TEXT PASSAGE ::
-- start --
My Father bought me my first guitar at the age of eleven from Frank Hessy's in Liverpool, where 'The Beatles' once pressed their adolescent noses against the windows and where they bought their first proper guitars. If you hail from Liverpool the old saying goes, you'll either turn out to be a comedian, a musician or a footballer, I obviously didn't have the legs to be a footballer.

Frances
Frances

At sixteen I had a musical epiphany after encountering a 'Born Again' band of motley Christian and being so gob smacked by the sheer power of their music, was determined to posses that 'black magic' and ability to move people too!

Within the year I was a signed up member and had moved in with the commune.

For the next fourteen years, music was to figure strongly as it provided the daily bread and butter, whilst busking and singing around the world and performing with the movement.

I eventually quit, well OK it was resign or get kicked out and how many people can claim to have been kicked out of a Christian cult, sadly their doctrine had begun to nose dive south.
-- end --
(Spatial annotation records)
-- start --
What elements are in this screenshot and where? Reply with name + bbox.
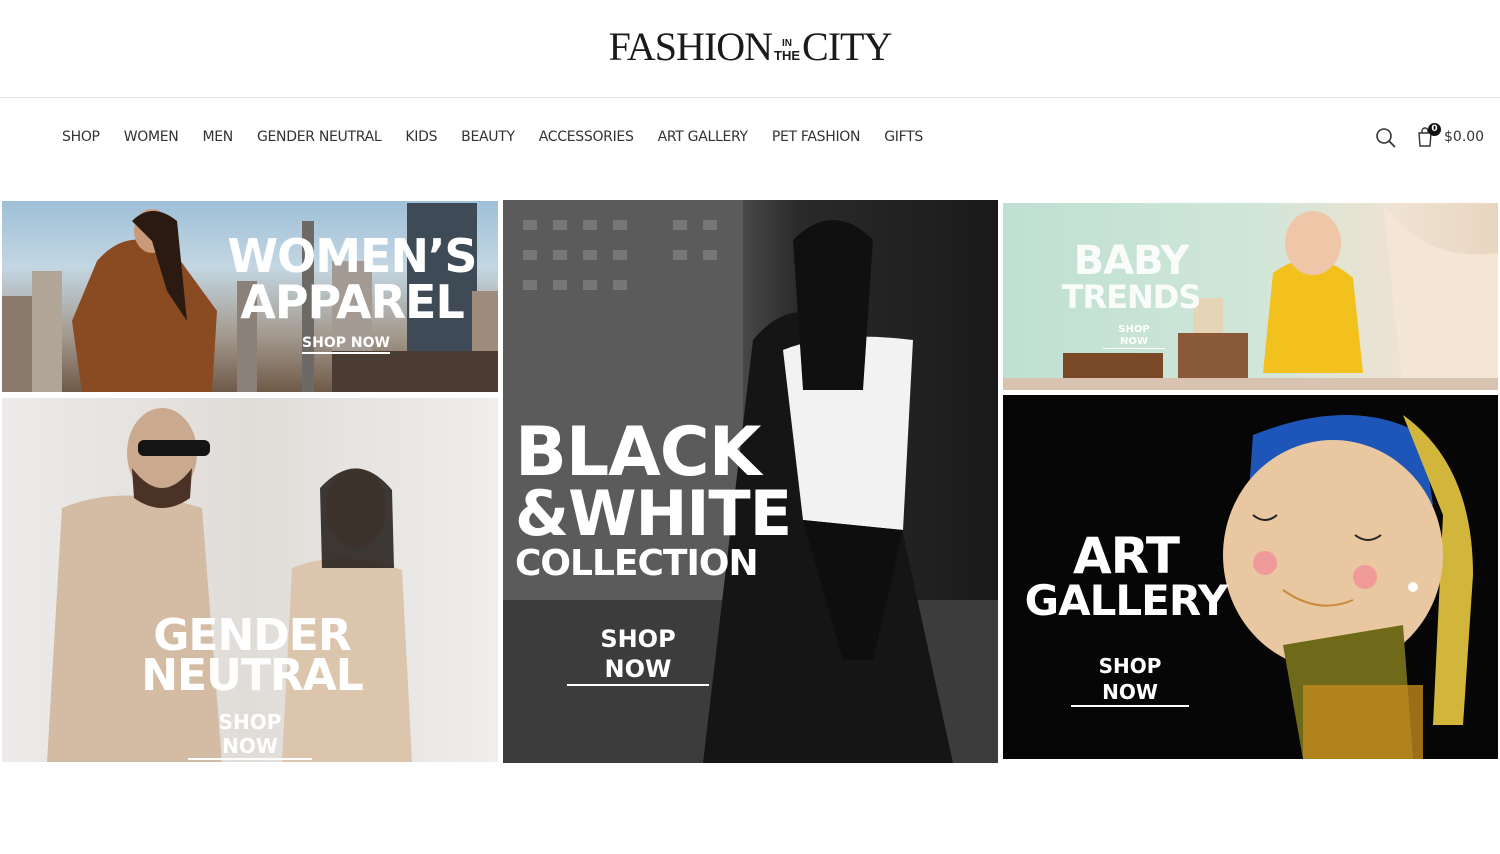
banner-title: GENDER NEUTRAL bbox=[141, 610, 364, 701]
shop-now-link[interactable]: SHOP NOW bbox=[567, 624, 709, 686]
shop-now-link[interactable]: SHOP NOW bbox=[302, 335, 390, 354]
banner-gender-neutral[interactable]: GENDER NEUTRAL SHOP NOW bbox=[2, 398, 498, 762]
nav-item-pet-fashion[interactable]: PET FASHION bbox=[772, 126, 861, 148]
nav-item-beauty[interactable]: BEAUTY bbox=[461, 126, 515, 148]
nav-item-kids[interactable]: KIDS bbox=[405, 126, 437, 148]
shop-now-link[interactable]: SHOP NOW bbox=[1071, 653, 1189, 707]
banner-title: WOMEN’S APPAREL bbox=[227, 229, 477, 329]
main-nav: SHOP WOMEN MEN GENDER NEUTRAL KIDS BEAUT… bbox=[62, 126, 923, 148]
banner-baby-trends[interactable]: BABY TRENDS SHOP NOW bbox=[1003, 203, 1498, 390]
nav-item-accessories[interactable]: ACCESSORIES bbox=[539, 126, 634, 148]
gender-neutral-models-image bbox=[47, 408, 412, 762]
nav-item-gender-neutral[interactable]: GENDER NEUTRAL bbox=[257, 126, 382, 148]
cart-total: $0.00 bbox=[1444, 129, 1485, 145]
shop-now-link[interactable]: SHOP NOW bbox=[188, 710, 312, 760]
shop-now-link[interactable]: SHOP NOW bbox=[1103, 324, 1165, 349]
banner-title: BABY TRENDS bbox=[1061, 238, 1202, 316]
nav-item-art-gallery[interactable]: ART GALLERY bbox=[658, 126, 749, 148]
banner-title: BLACK &WHITE COLLECTION bbox=[515, 413, 792, 584]
logo-in-the: IN THE bbox=[774, 38, 801, 64]
site-header: FASHION IN THE CITY bbox=[0, 0, 1500, 98]
logo-text-fashion: FASHION bbox=[608, 24, 773, 69]
cart-count-badge: 0 bbox=[1428, 123, 1441, 136]
nav-item-gifts[interactable]: GIFTS bbox=[884, 126, 923, 148]
banner-art-gallery[interactable]: ART GALLERY SHOP NOW bbox=[1003, 395, 1498, 759]
banner-womens-apparel[interactable]: WOMEN’S APPAREL SHOP NOW bbox=[2, 201, 498, 392]
banner-black-white-collection[interactable]: BLACK &WHITE COLLECTION SHOP NOW bbox=[503, 200, 998, 763]
nav-item-women[interactable]: WOMEN bbox=[124, 126, 179, 148]
search-icon[interactable] bbox=[1375, 127, 1397, 149]
banner-title: ART GALLERY bbox=[1024, 527, 1229, 625]
site-logo[interactable]: FASHION IN THE CITY bbox=[0, 22, 1500, 72]
nav-item-shop[interactable]: SHOP bbox=[62, 126, 100, 148]
logo-text-city: CITY bbox=[802, 24, 892, 69]
nav-item-men[interactable]: MEN bbox=[202, 126, 233, 148]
-- end --
TASK SET ::
1 – According to the old saying in the music memoir passage, what three things will someone from Liverpool turn out to be?
2 – Write the next few sentences of the music memoir passage, starting after its last sentence.

RESULTS FOR EACH TASK ::
1 – A comedian, a musician or a footballer.

2 –
The mid 90's were spent writing music for corporate videos, jingles, radio and gigging. Record companies approached, but continually sought to mold what they'd originally heard and liked, into the 'current sound' of the day and so that was doomed to go southward too. Louis Walsh approached and asked if I'd perform 'Loving You' for the 'Irish' Eurovision song entry, but was then pipped by Johnny Logan.

It was during this time that I was introduced to Donavan, John Denver, Paul Williams and Art Garfunkel, hanging out and jamming with them whenever they'd be passing through town, there were very late nights indeed.

Fast-forward to the present and after a rather long sabbatical I got back to gigging, recording and playing festivals.

How best to describe my music: it sits between that crossover where Country meets Folk, but is still discernibly English in flavour, both in its lyric and execution, stacking up lush vocals on top of multi acoustic guitars and piano.

The songs, whilst often telling of a joie de vivre are also reflective, perhaps melancholic, alluding to disappointments of the heart however, never that of some tormented soul, I'm not one.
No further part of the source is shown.